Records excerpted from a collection
* Start *
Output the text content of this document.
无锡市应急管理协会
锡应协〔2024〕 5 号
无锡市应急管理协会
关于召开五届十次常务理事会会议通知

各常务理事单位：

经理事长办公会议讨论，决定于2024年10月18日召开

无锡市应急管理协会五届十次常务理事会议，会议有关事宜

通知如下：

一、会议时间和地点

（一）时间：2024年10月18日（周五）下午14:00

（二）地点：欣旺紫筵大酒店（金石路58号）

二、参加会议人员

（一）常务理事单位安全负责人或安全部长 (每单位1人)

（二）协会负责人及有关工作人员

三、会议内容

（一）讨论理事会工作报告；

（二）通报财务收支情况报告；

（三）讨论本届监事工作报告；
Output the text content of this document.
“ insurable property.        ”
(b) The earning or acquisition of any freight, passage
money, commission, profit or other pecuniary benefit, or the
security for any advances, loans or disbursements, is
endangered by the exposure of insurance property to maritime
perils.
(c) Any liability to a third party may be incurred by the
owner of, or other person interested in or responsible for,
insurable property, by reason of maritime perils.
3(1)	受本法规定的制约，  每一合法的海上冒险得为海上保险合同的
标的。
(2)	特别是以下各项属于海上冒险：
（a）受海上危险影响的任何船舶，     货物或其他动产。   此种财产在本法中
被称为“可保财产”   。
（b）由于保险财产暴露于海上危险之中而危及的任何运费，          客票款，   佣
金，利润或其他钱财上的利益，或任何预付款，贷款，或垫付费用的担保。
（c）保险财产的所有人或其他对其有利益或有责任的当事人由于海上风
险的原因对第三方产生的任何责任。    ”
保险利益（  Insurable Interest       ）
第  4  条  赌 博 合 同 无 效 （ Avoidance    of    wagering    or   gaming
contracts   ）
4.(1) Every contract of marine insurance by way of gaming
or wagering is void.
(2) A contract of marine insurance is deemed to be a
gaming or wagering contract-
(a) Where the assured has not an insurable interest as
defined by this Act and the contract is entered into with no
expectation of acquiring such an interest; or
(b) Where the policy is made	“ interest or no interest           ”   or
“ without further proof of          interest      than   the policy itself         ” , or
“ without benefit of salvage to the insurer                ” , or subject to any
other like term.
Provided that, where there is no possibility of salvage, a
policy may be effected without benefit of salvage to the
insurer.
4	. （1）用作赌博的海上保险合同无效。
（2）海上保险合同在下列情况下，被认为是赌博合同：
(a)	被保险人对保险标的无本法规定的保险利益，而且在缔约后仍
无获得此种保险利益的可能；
* End *
TASK:
Reproduce the listing above word for word.

EXPECTED ANSWER:
Output the text content of this document.
无锡市应急管理协会
锡应协〔2024〕 5 号
无锡市应急管理协会
关于召开五届十次常务理事会会议通知

各常务理事单位：

经理事长办公会议讨论，决定于2024年10月18日召开

无锡市应急管理协会五届十次常务理事会议，会议有关事宜

通知如下：

一、会议时间和地点

（一）时间：2024年10月18日（周五）下午14:00

（二）地点：欣旺紫筵大酒店（金石路58号）

二、参加会议人员

（一）常务理事单位安全负责人或安全部长 (每单位1人)

（二）协会负责人及有关工作人员

三、会议内容

（一）讨论理事会工作报告；

（二）通报财务收支情况报告；

（三）讨论本届监事工作报告；
Output the text content of this document.
“ insurable property.        ”
(b) The earning or acquisition of any freight, passage
money, commission, profit or other pecuniary benefit, or the
security for any advances, loans or disbursements, is
endangered by the exposure of insurance property to maritime
perils.
(c) Any liability to a third party may be incurred by the
owner of, or other person interested in or responsible for,
insurable property, by reason of maritime perils.
3(1)	受本法规定的制约，  每一合法的海上冒险得为海上保险合同的
标的。
(2)	特别是以下各项属于海上冒险：
（a）受海上危险影响的任何船舶，     货物或其他动产。   此种财产在本法中
被称为“可保财产”   。
（b）由于保险财产暴露于海上危险之中而危及的任何运费，          客票款，   佣
金，利润或其他钱财上的利益，或任何预付款，贷款，或垫付费用的担保。
（c）保险财产的所有人或其他对其有利益或有责任的当事人由于海上风
险的原因对第三方产生的任何责任。    ”
保险利益（  Insurable Interest       ）
第  4  条  赌 博 合 同 无 效 （ Avoidance    of    wagering    or   gaming
contracts   ）
4.(1) Every contract of marine insurance by way of gaming
or wagering is void.
(2) A contract of marine insurance is deemed to be a
gaming or wagering contract-
(a) Where the assured has not an insurable interest as
defined by this Act and the contract is entered into with no
expectation of acquiring such an interest; or
(b) Where the policy is made	“ interest or no interest           ”   or
“ without further proof of          interest      than   the policy itself         ” , or
“ without benefit of salvage to the insurer                ” , or subject to any
other like term.
Provided that, where there is no possibility of salvage, a
policy may be effected without benefit of salvage to the
insurer.
4	. （1）用作赌博的海上保险合同无效。
（2）海上保险合同在下列情况下，被认为是赌博合同：
(a)	被保险人对保险标的无本法规定的保险利益，而且在缔约后仍
无获得此种保险利益的可能；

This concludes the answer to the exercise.